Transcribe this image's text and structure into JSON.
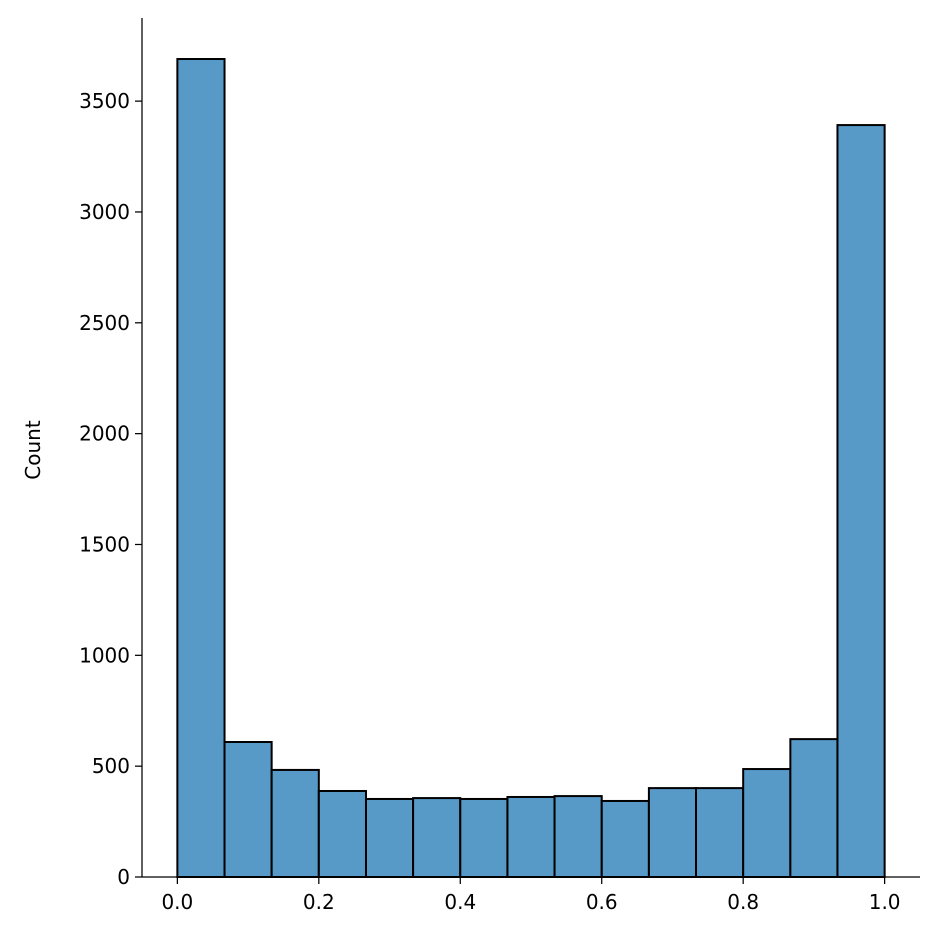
{
  "chart_data": {
    "type": "bar",
    "title": "",
    "xlabel": "",
    "ylabel": "Count",
    "bin_edges": [
      0.0,
      0.0667,
      0.1333,
      0.2,
      0.2667,
      0.3333,
      0.4,
      0.4667,
      0.5333,
      0.6,
      0.6667,
      0.7333,
      0.8,
      0.8667,
      0.9333,
      1.0
    ],
    "values": [
      3690,
      609,
      483,
      388,
      352,
      356,
      352,
      361,
      365,
      343,
      401,
      401,
      487,
      622,
      3392
    ],
    "xlim": [
      -0.05,
      1.05
    ],
    "ylim": [
      0,
      3875
    ],
    "xticks": [
      "0.0",
      "0.2",
      "0.4",
      "0.6",
      "0.8",
      "1.0"
    ],
    "yticks": [
      "0",
      "500",
      "1000",
      "1500",
      "2000",
      "2500",
      "3000",
      "3500"
    ],
    "grid": false,
    "bar_color": "#5799c7",
    "edge_color": "#000000"
  }
}
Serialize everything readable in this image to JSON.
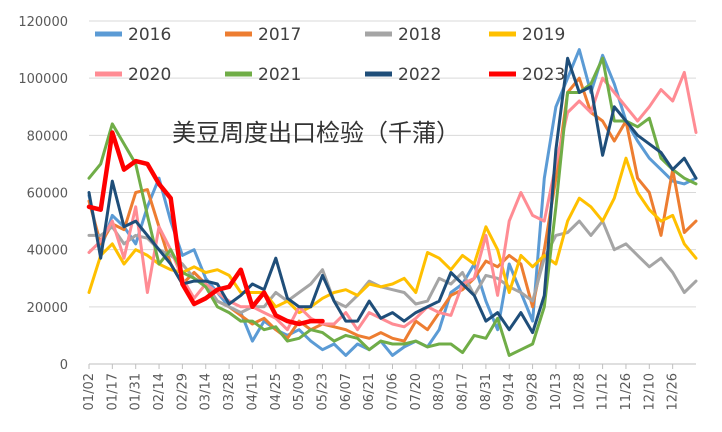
{
  "chart_data": {
    "type": "line",
    "title": "美豆周度出口检验（千蒲）",
    "xlabel": "",
    "ylabel": "",
    "ylim": [
      0,
      120000
    ],
    "yticks": [
      0,
      20000,
      40000,
      60000,
      80000,
      100000,
      120000
    ],
    "yticks_display": [
      "0",
      "20000",
      "40000",
      "60000",
      "80000",
      "100000",
      "120000"
    ],
    "x_tick_labels": [
      "01/02",
      "01/17",
      "01/31",
      "02/14",
      "02/29",
      "03/14",
      "03/28",
      "04/11",
      "04/25",
      "05/09",
      "05/23",
      "06/07",
      "06/21",
      "07/06",
      "07/20",
      "08/03",
      "08/17",
      "08/31",
      "09/14",
      "09/28",
      "10/13",
      "10/28",
      "11/12",
      "11/26",
      "12/10",
      "12/26"
    ],
    "x_tick_weeks": [
      0,
      2,
      4,
      6,
      8,
      10,
      12,
      14,
      16,
      18,
      20,
      22,
      24,
      26,
      28,
      30,
      32,
      34,
      36,
      38,
      40,
      42,
      44,
      46,
      48,
      50
    ],
    "week_count": 53,
    "grid": "horizontal",
    "legend_position": "top",
    "series": [
      {
        "name": "2016",
        "color": "#5B9BD5",
        "values": [
          59000,
          40000,
          52000,
          48000,
          42000,
          55000,
          65000,
          50000,
          38000,
          40000,
          30000,
          25000,
          20000,
          18000,
          8000,
          15000,
          12000,
          10000,
          12000,
          8000,
          5000,
          7000,
          3000,
          7000,
          5000,
          8000,
          3000,
          6000,
          8000,
          6000,
          12000,
          25000,
          28000,
          35000,
          22000,
          12000,
          35000,
          25000,
          15000,
          65000,
          90000,
          100000,
          110000,
          95000,
          108000,
          98000,
          85000,
          78000,
          72000,
          68000,
          64000,
          63000,
          65000
        ]
      },
      {
        "name": "2017",
        "color": "#ED7D31",
        "values": [
          57000,
          42000,
          49000,
          47000,
          60000,
          61000,
          48000,
          35000,
          28000,
          32000,
          28000,
          22000,
          20000,
          17000,
          14000,
          16000,
          12000,
          9000,
          15000,
          12000,
          14000,
          13000,
          12000,
          10000,
          9000,
          11000,
          9000,
          8000,
          15000,
          12000,
          18000,
          24000,
          26000,
          30000,
          36000,
          34000,
          38000,
          35000,
          20000,
          40000,
          65000,
          95000,
          100000,
          88000,
          85000,
          78000,
          85000,
          65000,
          60000,
          45000,
          68000,
          46000,
          50000
        ]
      },
      {
        "name": "2018",
        "color": "#A5A5A5",
        "values": [
          45000,
          45000,
          48000,
          42000,
          45000,
          44000,
          40000,
          38000,
          35000,
          30000,
          28000,
          22000,
          20000,
          18000,
          20000,
          20000,
          25000,
          22000,
          25000,
          28000,
          33000,
          22000,
          20000,
          24000,
          29000,
          27000,
          26000,
          25000,
          21000,
          22000,
          30000,
          28000,
          32000,
          24000,
          31000,
          30000,
          27000,
          25000,
          22000,
          37000,
          45000,
          46000,
          50000,
          45000,
          50000,
          40000,
          42000,
          38000,
          34000,
          37000,
          32000,
          25000,
          29000
        ]
      },
      {
        "name": "2019",
        "color": "#FFC000",
        "values": [
          25000,
          38000,
          42000,
          35000,
          40000,
          38000,
          35000,
          33000,
          32000,
          34000,
          32000,
          33000,
          31000,
          25000,
          25000,
          25000,
          20000,
          22000,
          18000,
          20000,
          23000,
          25000,
          26000,
          24000,
          28000,
          27000,
          28000,
          30000,
          25000,
          39000,
          37000,
          33000,
          38000,
          35000,
          48000,
          40000,
          25000,
          38000,
          34000,
          38000,
          35000,
          50000,
          58000,
          55000,
          50000,
          58000,
          72000,
          60000,
          54000,
          50000,
          52000,
          42000,
          37000
        ]
      },
      {
        "name": "2020",
        "color": "#FF8C94",
        "values": [
          39000,
          43000,
          50000,
          37000,
          55000,
          25000,
          48000,
          40000,
          30000,
          23000,
          28000,
          25000,
          22000,
          20000,
          20000,
          18000,
          16000,
          12000,
          20000,
          16000,
          14000,
          14000,
          18000,
          12000,
          18000,
          16000,
          14000,
          13000,
          16000,
          20000,
          18000,
          17000,
          28000,
          30000,
          45000,
          24000,
          50000,
          60000,
          52000,
          50000,
          70000,
          88000,
          92000,
          88000,
          100000,
          95000,
          90000,
          85000,
          90000,
          96000,
          92000,
          102000,
          81000
        ]
      },
      {
        "name": "2021",
        "color": "#70AD47",
        "values": [
          65000,
          70000,
          84000,
          77000,
          70000,
          52000,
          35000,
          40000,
          32000,
          30000,
          27000,
          20000,
          18000,
          15000,
          15000,
          12000,
          13000,
          8000,
          9000,
          12000,
          11000,
          8000,
          10000,
          9000,
          5000,
          8000,
          7000,
          7000,
          8000,
          6000,
          7000,
          7000,
          4000,
          10000,
          9000,
          16000,
          3000,
          5000,
          7000,
          20000,
          55000,
          95000,
          95000,
          98000,
          107000,
          85000,
          85000,
          83000,
          86000,
          72000,
          68000,
          65000,
          63000
        ]
      },
      {
        "name": "2022",
        "color": "#1F4E79",
        "values": [
          60000,
          37000,
          64000,
          48000,
          50000,
          45000,
          40000,
          35000,
          28000,
          29000,
          29000,
          28000,
          21000,
          24000,
          28000,
          26000,
          37000,
          23000,
          20000,
          20000,
          31000,
          22000,
          15000,
          15000,
          22000,
          16000,
          18000,
          15000,
          18000,
          20000,
          22000,
          32000,
          28000,
          24000,
          15000,
          18000,
          12000,
          18000,
          11000,
          24000,
          75000,
          107000,
          95000,
          97000,
          73000,
          90000,
          85000,
          80000,
          77000,
          74000,
          68000,
          72000,
          65000
        ]
      },
      {
        "name": "2023",
        "color": "#FF0000",
        "values": [
          55000,
          54000,
          81000,
          68000,
          71000,
          70000,
          63000,
          58000,
          28000,
          21000,
          23000,
          26000,
          27000,
          33000,
          20000,
          25000,
          17000,
          15000,
          14000,
          15000,
          15000
        ]
      }
    ]
  }
}
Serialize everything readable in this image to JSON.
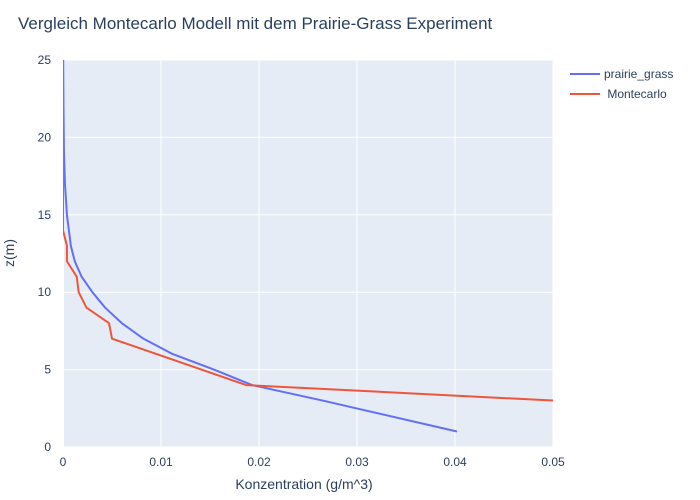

•••••

● **Written task**: Exclude the pictures and repeat every other part of the records word for word.

● **Expected output**:
Transcribe this image's text and structure into JSON.
{
  "chart_data": {
    "type": "bar",
    "title": "",
    "xlabel": "",
    "ylabel": "Count",
    "bin_edges": [
      0.0,
      0.0667,
      0.1333,
      0.2,
      0.2667,
      0.3333,
      0.4,
      0.4667,
      0.5333,
      0.6,
      0.6667,
      0.7333,
      0.8,
      0.8667,
      0.9333,
      1.0
    ],
    "values": [
      3690,
      609,
      483,
      388,
      352,
      356,
      352,
      361,
      365,
      343,
      401,
      401,
      487,
      622,
      3392
    ],
    "xlim": [
      -0.05,
      1.05
    ],
    "ylim": [
      0,
      3875
    ],
    "xticks": [
      "0.0",
      "0.2",
      "0.4",
      "0.6",
      "0.8",
      "1.0"
    ],
    "yticks": [
      "0",
      "500",
      "1000",
      "1500",
      "2000",
      "2500",
      "3000",
      "3500"
    ],
    "grid": false,
    "bar_color": "#5799c7",
    "edge_color": "#000000"
  }
}
Serialize everything readable in this image to JSON.
{
  "chart_data": {
    "type": "line",
    "title": "美豆周度出口检验（千蒲）",
    "xlabel": "",
    "ylabel": "",
    "ylim": [
      0,
      120000
    ],
    "yticks": [
      0,
      20000,
      40000,
      60000,
      80000,
      100000,
      120000
    ],
    "yticks_display": [
      "0",
      "20000",
      "40000",
      "60000",
      "80000",
      "100000",
      "120000"
    ],
    "x_tick_labels": [
      "01/02",
      "01/17",
      "01/31",
      "02/14",
      "02/29",
      "03/14",
      "03/28",
      "04/11",
      "04/25",
      "05/09",
      "05/23",
      "06/07",
      "06/21",
      "07/06",
      "07/20",
      "08/03",
      "08/17",
      "08/31",
      "09/14",
      "09/28",
      "10/13",
      "10/28",
      "11/12",
      "11/26",
      "12/10",
      "12/26"
    ],
    "x_tick_weeks": [
      0,
      2,
      4,
      6,
      8,
      10,
      12,
      14,
      16,
      18,
      20,
      22,
      24,
      26,
      28,
      30,
      32,
      34,
      36,
      38,
      40,
      42,
      44,
      46,
      48,
      50
    ],
    "week_count": 53,
    "grid": "horizontal",
    "legend_position": "top",
    "series": [
      {
        "name": "2016",
        "color": "#5B9BD5",
        "values": [
          59000,
          40000,
          52000,
          48000,
          42000,
          55000,
          65000,
          50000,
          38000,
          40000,
          30000,
          25000,
          20000,
          18000,
          8000,
          15000,
          12000,
          10000,
          12000,
          8000,
          5000,
          7000,
          3000,
          7000,
          5000,
          8000,
          3000,
          6000,
          8000,
          6000,
          12000,
          25000,
          28000,
          35000,
          22000,
          12000,
          35000,
          25000,
          15000,
          65000,
          90000,
          100000,
          110000,
          95000,
          108000,
          98000,
          85000,
          78000,
          72000,
          68000,
          64000,
          63000,
          65000
        ]
      },
      {
        "name": "2017",
        "color": "#ED7D31",
        "values": [
          57000,
          42000,
          49000,
          47000,
          60000,
          61000,
          48000,
          35000,
          28000,
          32000,
          28000,
          22000,
          20000,
          17000,
          14000,
          16000,
          12000,
          9000,
          15000,
          12000,
          14000,
          13000,
          12000,
          10000,
          9000,
          11000,
          9000,
          8000,
          15000,
          12000,
          18000,
          24000,
          26000,
          30000,
          36000,
          34000,
          38000,
          35000,
          20000,
          40000,
          65000,
          95000,
          100000,
          88000,
          85000,
          78000,
          85000,
          65000,
          60000,
          45000,
          68000,
          46000,
          50000
        ]
      },
      {
        "name": "2018",
        "color": "#A5A5A5",
        "values": [
          45000,
          45000,
          48000,
          42000,
          45000,
          44000,
          40000,
          38000,
          35000,
          30000,
          28000,
          22000,
          20000,
          18000,
          20000,
          20000,
          25000,
          22000,
          25000,
          28000,
          33000,
          22000,
          20000,
          24000,
          29000,
          27000,
          26000,
          25000,
          21000,
          22000,
          30000,
          28000,
          32000,
          24000,
          31000,
          30000,
          27000,
          25000,
          22000,
          37000,
          45000,
          46000,
          50000,
          45000,
          50000,
          40000,
          42000,
          38000,
          34000,
          37000,
          32000,
          25000,
          29000
        ]
      },
      {
        "name": "2019",
        "color": "#FFC000",
        "values": [
          25000,
          38000,
          42000,
          35000,
          40000,
          38000,
          35000,
          33000,
          32000,
          34000,
          32000,
          33000,
          31000,
          25000,
          25000,
          25000,
          20000,
          22000,
          18000,
          20000,
          23000,
          25000,
          26000,
          24000,
          28000,
          27000,
          28000,
          30000,
          25000,
          39000,
          37000,
          33000,
          38000,
          35000,
          48000,
          40000,
          25000,
          38000,
          34000,
          38000,
          35000,
          50000,
          58000,
          55000,
          50000,
          58000,
          72000,
          60000,
          54000,
          50000,
          52000,
          42000,
          37000
        ]
      },
      {
        "name": "2020",
        "color": "#FF8C94",
        "values": [
          39000,
          43000,
          50000,
          37000,
          55000,
          25000,
          48000,
          40000,
          30000,
          23000,
          28000,
          25000,
          22000,
          20000,
          20000,
          18000,
          16000,
          12000,
          20000,
          16000,
          14000,
          14000,
          18000,
          12000,
          18000,
          16000,
          14000,
          13000,
          16000,
          20000,
          18000,
          17000,
          28000,
          30000,
          45000,
          24000,
          50000,
          60000,
          52000,
          50000,
          70000,
          88000,
          92000,
          88000,
          100000,
          95000,
          90000,
          85000,
          90000,
          96000,
          92000,
          102000,
          81000
        ]
      },
      {
        "name": "2021",
        "color": "#70AD47",
        "values": [
          65000,
          70000,
          84000,
          77000,
          70000,
          52000,
          35000,
          40000,
          32000,
          30000,
          27000,
          20000,
          18000,
          15000,
          15000,
          12000,
          13000,
          8000,
          9000,
          12000,
          11000,
          8000,
          10000,
          9000,
          5000,
          8000,
          7000,
          7000,
          8000,
          6000,
          7000,
          7000,
          4000,
          10000,
          9000,
          16000,
          3000,
          5000,
          7000,
          20000,
          55000,
          95000,
          95000,
          98000,
          107000,
          85000,
          85000,
          83000,
          86000,
          72000,
          68000,
          65000,
          63000
        ]
      },
      {
        "name": "2022",
        "color": "#1F4E79",
        "values": [
          60000,
          37000,
          64000,
          48000,
          50000,
          45000,
          40000,
          35000,
          28000,
          29000,
          29000,
          28000,
          21000,
          24000,
          28000,
          26000,
          37000,
          23000,
          20000,
          20000,
          31000,
          22000,
          15000,
          15000,
          22000,
          16000,
          18000,
          15000,
          18000,
          20000,
          22000,
          32000,
          28000,
          24000,
          15000,
          18000,
          12000,
          18000,
          11000,
          24000,
          75000,
          107000,
          95000,
          97000,
          73000,
          90000,
          85000,
          80000,
          77000,
          74000,
          68000,
          72000,
          65000
        ]
      },
      {
        "name": "2023",
        "color": "#FF0000",
        "values": [
          55000,
          54000,
          81000,
          68000,
          71000,
          70000,
          63000,
          58000,
          28000,
          21000,
          23000,
          26000,
          27000,
          33000,
          20000,
          25000,
          17000,
          15000,
          14000,
          15000,
          15000
        ]
      }
    ]
  }
}
Serialize everything readable in this image to JSON.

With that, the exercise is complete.